The input |

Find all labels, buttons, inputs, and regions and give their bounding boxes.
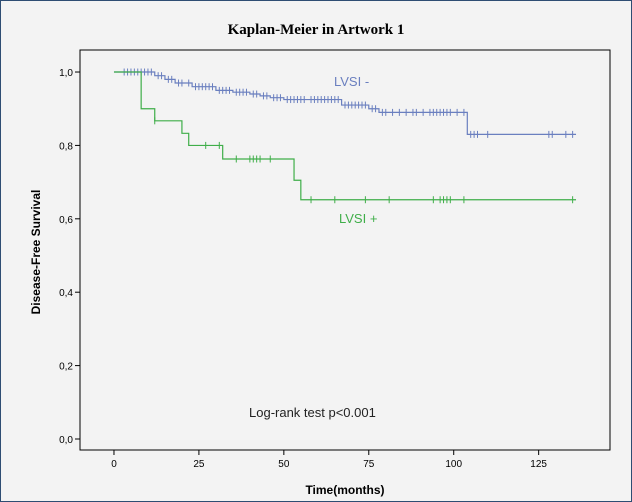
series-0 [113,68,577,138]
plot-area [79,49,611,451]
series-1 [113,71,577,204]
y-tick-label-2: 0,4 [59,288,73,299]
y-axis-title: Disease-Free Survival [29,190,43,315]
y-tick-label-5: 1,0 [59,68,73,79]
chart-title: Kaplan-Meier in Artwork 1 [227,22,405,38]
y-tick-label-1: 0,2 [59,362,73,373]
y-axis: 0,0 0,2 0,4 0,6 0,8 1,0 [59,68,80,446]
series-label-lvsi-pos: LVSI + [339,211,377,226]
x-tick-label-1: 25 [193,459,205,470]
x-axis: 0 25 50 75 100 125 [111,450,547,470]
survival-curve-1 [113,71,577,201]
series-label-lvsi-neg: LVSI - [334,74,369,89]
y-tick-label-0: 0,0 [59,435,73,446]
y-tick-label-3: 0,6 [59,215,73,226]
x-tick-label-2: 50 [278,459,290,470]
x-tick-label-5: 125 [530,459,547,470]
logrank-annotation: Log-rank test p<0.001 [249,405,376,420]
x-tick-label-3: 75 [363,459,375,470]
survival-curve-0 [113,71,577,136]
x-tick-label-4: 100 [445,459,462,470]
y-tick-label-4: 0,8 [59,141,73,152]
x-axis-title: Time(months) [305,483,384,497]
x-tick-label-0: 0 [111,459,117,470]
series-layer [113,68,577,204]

==

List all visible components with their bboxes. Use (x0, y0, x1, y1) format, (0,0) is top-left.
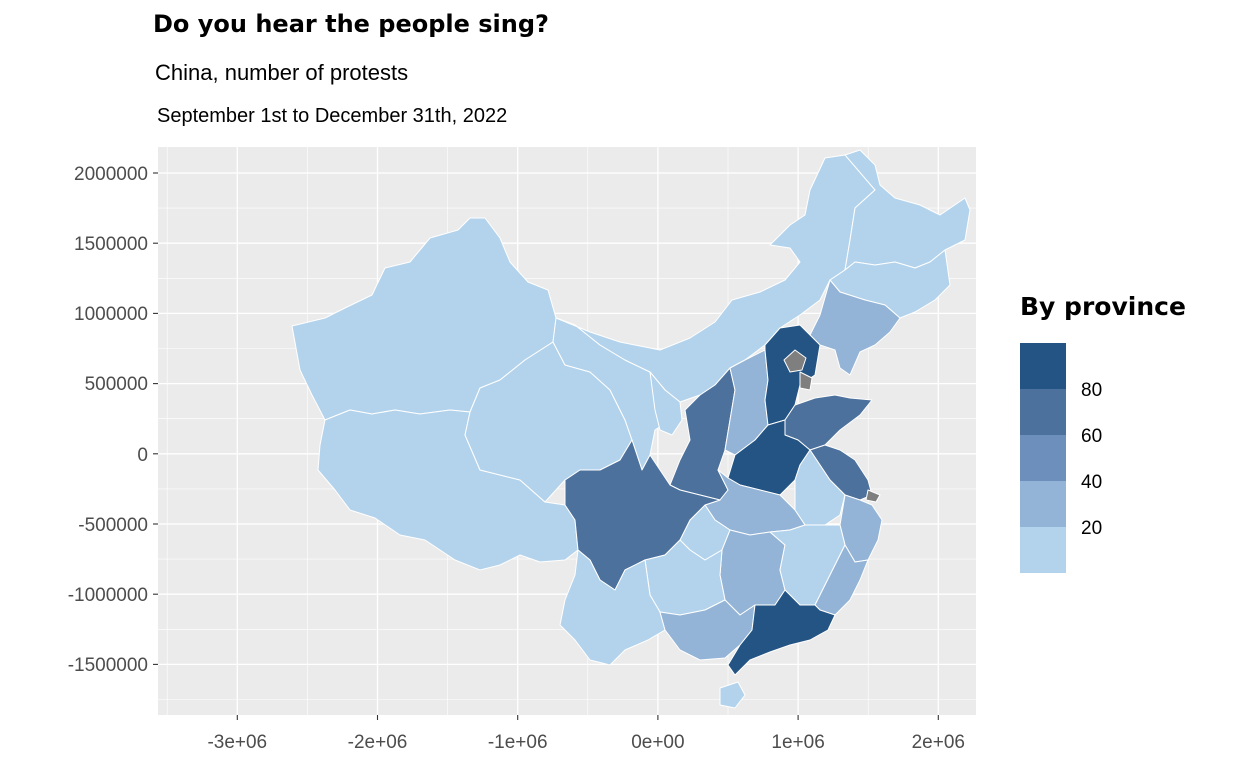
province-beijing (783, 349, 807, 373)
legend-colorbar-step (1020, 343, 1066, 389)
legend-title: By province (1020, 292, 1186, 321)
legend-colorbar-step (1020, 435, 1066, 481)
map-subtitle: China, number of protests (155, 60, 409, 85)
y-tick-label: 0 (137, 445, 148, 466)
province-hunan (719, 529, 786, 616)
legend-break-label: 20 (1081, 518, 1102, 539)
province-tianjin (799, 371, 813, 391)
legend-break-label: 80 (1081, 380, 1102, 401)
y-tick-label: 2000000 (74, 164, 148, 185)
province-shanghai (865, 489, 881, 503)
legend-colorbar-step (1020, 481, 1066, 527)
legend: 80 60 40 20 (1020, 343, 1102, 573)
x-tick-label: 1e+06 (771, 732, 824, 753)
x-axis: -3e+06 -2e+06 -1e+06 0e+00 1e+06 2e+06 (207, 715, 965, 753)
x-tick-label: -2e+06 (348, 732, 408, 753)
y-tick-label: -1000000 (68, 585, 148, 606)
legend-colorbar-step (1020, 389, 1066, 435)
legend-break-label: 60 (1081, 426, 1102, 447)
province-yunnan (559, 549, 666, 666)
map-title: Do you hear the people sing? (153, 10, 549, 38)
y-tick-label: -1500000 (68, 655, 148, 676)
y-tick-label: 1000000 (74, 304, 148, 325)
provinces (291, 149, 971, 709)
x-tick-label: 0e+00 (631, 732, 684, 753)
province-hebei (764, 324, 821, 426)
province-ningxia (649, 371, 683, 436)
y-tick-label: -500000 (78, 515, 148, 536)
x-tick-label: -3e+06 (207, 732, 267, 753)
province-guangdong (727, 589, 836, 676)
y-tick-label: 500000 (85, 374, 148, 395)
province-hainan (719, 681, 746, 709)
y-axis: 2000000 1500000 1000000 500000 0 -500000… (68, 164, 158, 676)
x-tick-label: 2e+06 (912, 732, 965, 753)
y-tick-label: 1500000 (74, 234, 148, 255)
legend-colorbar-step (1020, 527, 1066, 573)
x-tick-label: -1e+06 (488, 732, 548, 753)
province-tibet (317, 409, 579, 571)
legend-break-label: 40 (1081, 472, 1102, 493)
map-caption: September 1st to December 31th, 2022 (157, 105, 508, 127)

...

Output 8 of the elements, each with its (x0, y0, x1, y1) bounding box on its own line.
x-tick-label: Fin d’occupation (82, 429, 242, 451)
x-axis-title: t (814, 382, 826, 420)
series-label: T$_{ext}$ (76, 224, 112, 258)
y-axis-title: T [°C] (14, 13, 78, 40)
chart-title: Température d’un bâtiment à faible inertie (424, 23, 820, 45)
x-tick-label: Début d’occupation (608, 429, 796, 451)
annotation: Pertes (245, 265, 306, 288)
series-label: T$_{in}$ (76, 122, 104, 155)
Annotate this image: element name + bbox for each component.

Stated exercise | Give the listing's lines from the one containing "Find all labels, buttons, inputs, and" through the one containing "y-tick-label-3: 0,6 [59,215,73,226]", both included, as a JSON list of strings, one string per line. Skip blank lines and leave out the picture.

The solution |
[
  "Find all labels, buttons, inputs, and regions and give their bounding boxes.",
  "series-0 [113,68,577,138]",
  "plot-area [79,49,611,451]",
  "series-1 [113,71,577,204]",
  "y-tick-label-2: 0,4 [59,288,73,299]",
  "y-axis-title: Disease-Free Survival [29,190,43,315]",
  "y-tick-label-5: 1,0 [59,68,73,79]",
  "chart-title: Kaplan-Meier in Artwork 1 [227,22,405,38]",
  "y-tick-label-1: 0,2 [59,362,73,373]",
  "y-axis: 0,0 0,2 0,4 0,6 0,8 1,0 [59,68,80,446]",
  "series-label-lvsi-pos: LVSI + [339,211,377,226]",
  "x-tick-label-1: 25 [193,459,205,470]",
  "x-axis: 0 25 50 75 100 125 [111,450,547,470]",
  "survival-curve-1 [113,71,577,201]",
  "series-label-lvsi-neg: LVSI - [334,74,369,89]",
  "y-tick-label-0: 0,0 [59,435,73,446]",
  "y-tick-label-3: 0,6 [59,215,73,226]"
]